Work to complete »
Return each line of the data below verbatim; pictures are to be left out.
Start of Information given
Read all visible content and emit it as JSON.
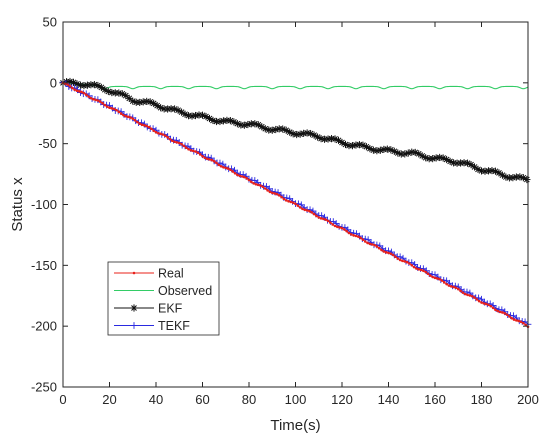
{
  "chart_data": {
    "type": "line",
    "title": "",
    "xlabel": "Time(s)",
    "ylabel": "Status x",
    "xlim": [
      0,
      200
    ],
    "ylim": [
      -250,
      50
    ],
    "xticks": [
      0,
      20,
      40,
      60,
      80,
      100,
      120,
      140,
      160,
      180,
      200
    ],
    "yticks": [
      50,
      0,
      -50,
      -100,
      -150,
      -200,
      -250
    ],
    "grid": false,
    "legend_position": "bottom-left",
    "series": [
      {
        "name": "Real",
        "color": "#e8201a",
        "marker": "dot",
        "x": [
          0,
          20,
          40,
          60,
          80,
          100,
          120,
          140,
          160,
          180,
          200
        ],
        "y": [
          0,
          -20,
          -40,
          -60,
          -80,
          -100,
          -120,
          -140,
          -160,
          -180,
          -200
        ]
      },
      {
        "name": "Observed",
        "color": "#33cc66",
        "marker": "none",
        "x": [
          0,
          5,
          10,
          15,
          20,
          30,
          40,
          60,
          80,
          100,
          120,
          140,
          160,
          180,
          200
        ],
        "y": [
          0,
          -0.5,
          -1.5,
          -2.5,
          -3,
          -3,
          -3,
          -3,
          -3,
          -3,
          -3,
          -3,
          -3,
          -3,
          -3
        ]
      },
      {
        "name": "EKF",
        "color": "#111111",
        "marker": "asterisk",
        "x": [
          0,
          10,
          20,
          30,
          40,
          50,
          60,
          70,
          80,
          90,
          100,
          110,
          120,
          130,
          140,
          150,
          160,
          170,
          180,
          190,
          200
        ],
        "y": [
          0,
          -1,
          -6,
          -14,
          -18,
          -24,
          -28,
          -32,
          -34,
          -38,
          -41,
          -44,
          -49,
          -53,
          -56,
          -58,
          -62,
          -65,
          -71,
          -76,
          -80
        ]
      },
      {
        "name": "TEKF",
        "color": "#2a2ae0",
        "marker": "plus",
        "x": [
          0,
          20,
          40,
          60,
          80,
          100,
          120,
          140,
          160,
          180,
          200
        ],
        "y": [
          0,
          -19.5,
          -39.5,
          -59,
          -78.5,
          -98.5,
          -118.5,
          -138.5,
          -158.5,
          -178.5,
          -198.5
        ]
      }
    ]
  }
}
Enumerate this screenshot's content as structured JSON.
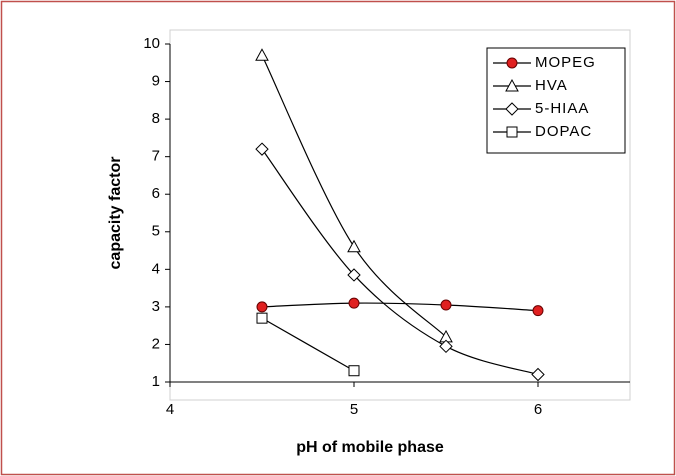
{
  "chart_data": {
    "type": "line",
    "x_label": "pH of mobile phase",
    "y_label": "capacity factor",
    "x": [
      4.5,
      5,
      5.5,
      6
    ],
    "series": [
      {
        "name": "MOPEG",
        "color": "#e02020",
        "marker": "circle",
        "values": [
          3.0,
          3.1,
          3.05,
          2.9
        ]
      },
      {
        "name": "HVA",
        "color": "#ffffff",
        "marker": "triangle",
        "values": [
          9.7,
          4.6,
          2.2,
          null
        ]
      },
      {
        "name": "5-HIAA",
        "color": "#ffffff",
        "marker": "diamond",
        "values": [
          7.2,
          3.85,
          1.95,
          1.2
        ]
      },
      {
        "name": "DOPAC",
        "color": "#ffffff",
        "marker": "square",
        "values": [
          2.7,
          1.3,
          null,
          null
        ]
      }
    ],
    "xlim": [
      4,
      6.5
    ],
    "xticks": [
      4,
      5,
      6
    ],
    "ylim": [
      1,
      10
    ],
    "yticks": [
      1,
      2,
      3,
      4,
      5,
      6,
      7,
      8,
      9,
      10
    ],
    "legend": "top-right",
    "smooth": true
  }
}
End of Information given
The completed task »
Read all visible content and emit it as JSON.
{
  "chart_data": {
    "type": "line",
    "title": "",
    "xlabel": "Time(s)",
    "ylabel": "Status x",
    "xlim": [
      0,
      200
    ],
    "ylim": [
      -250,
      50
    ],
    "xticks": [
      0,
      20,
      40,
      60,
      80,
      100,
      120,
      140,
      160,
      180,
      200
    ],
    "yticks": [
      50,
      0,
      -50,
      -100,
      -150,
      -200,
      -250
    ],
    "grid": false,
    "legend_position": "bottom-left",
    "series": [
      {
        "name": "Real",
        "color": "#e8201a",
        "marker": "dot",
        "x": [
          0,
          20,
          40,
          60,
          80,
          100,
          120,
          140,
          160,
          180,
          200
        ],
        "y": [
          0,
          -20,
          -40,
          -60,
          -80,
          -100,
          -120,
          -140,
          -160,
          -180,
          -200
        ]
      },
      {
        "name": "Observed",
        "color": "#33cc66",
        "marker": "none",
        "x": [
          0,
          5,
          10,
          15,
          20,
          30,
          40,
          60,
          80,
          100,
          120,
          140,
          160,
          180,
          200
        ],
        "y": [
          0,
          -0.5,
          -1.5,
          -2.5,
          -3,
          -3,
          -3,
          -3,
          -3,
          -3,
          -3,
          -3,
          -3,
          -3,
          -3
        ]
      },
      {
        "name": "EKF",
        "color": "#111111",
        "marker": "asterisk",
        "x": [
          0,
          10,
          20,
          30,
          40,
          50,
          60,
          70,
          80,
          90,
          100,
          110,
          120,
          130,
          140,
          150,
          160,
          170,
          180,
          190,
          200
        ],
        "y": [
          0,
          -1,
          -6,
          -14,
          -18,
          -24,
          -28,
          -32,
          -34,
          -38,
          -41,
          -44,
          -49,
          -53,
          -56,
          -58,
          -62,
          -65,
          -71,
          -76,
          -80
        ]
      },
      {
        "name": "TEKF",
        "color": "#2a2ae0",
        "marker": "plus",
        "x": [
          0,
          20,
          40,
          60,
          80,
          100,
          120,
          140,
          160,
          180,
          200
        ],
        "y": [
          0,
          -19.5,
          -39.5,
          -59,
          -78.5,
          -98.5,
          -118.5,
          -138.5,
          -158.5,
          -178.5,
          -198.5
        ]
      }
    ]
  }
}
Enumerate this screenshot's content as structured JSON.
{
  "chart_data": {
    "type": "line",
    "x_label": "pH of mobile phase",
    "y_label": "capacity factor",
    "x": [
      4.5,
      5,
      5.5,
      6
    ],
    "series": [
      {
        "name": "MOPEG",
        "color": "#e02020",
        "marker": "circle",
        "values": [
          3.0,
          3.1,
          3.05,
          2.9
        ]
      },
      {
        "name": "HVA",
        "color": "#ffffff",
        "marker": "triangle",
        "values": [
          9.7,
          4.6,
          2.2,
          null
        ]
      },
      {
        "name": "5-HIAA",
        "color": "#ffffff",
        "marker": "diamond",
        "values": [
          7.2,
          3.85,
          1.95,
          1.2
        ]
      },
      {
        "name": "DOPAC",
        "color": "#ffffff",
        "marker": "square",
        "values": [
          2.7,
          1.3,
          null,
          null
        ]
      }
    ],
    "xlim": [
      4,
      6.5
    ],
    "xticks": [
      4,
      5,
      6
    ],
    "ylim": [
      1,
      10
    ],
    "yticks": [
      1,
      2,
      3,
      4,
      5,
      6,
      7,
      8,
      9,
      10
    ],
    "legend": "top-right",
    "smooth": true
  }
}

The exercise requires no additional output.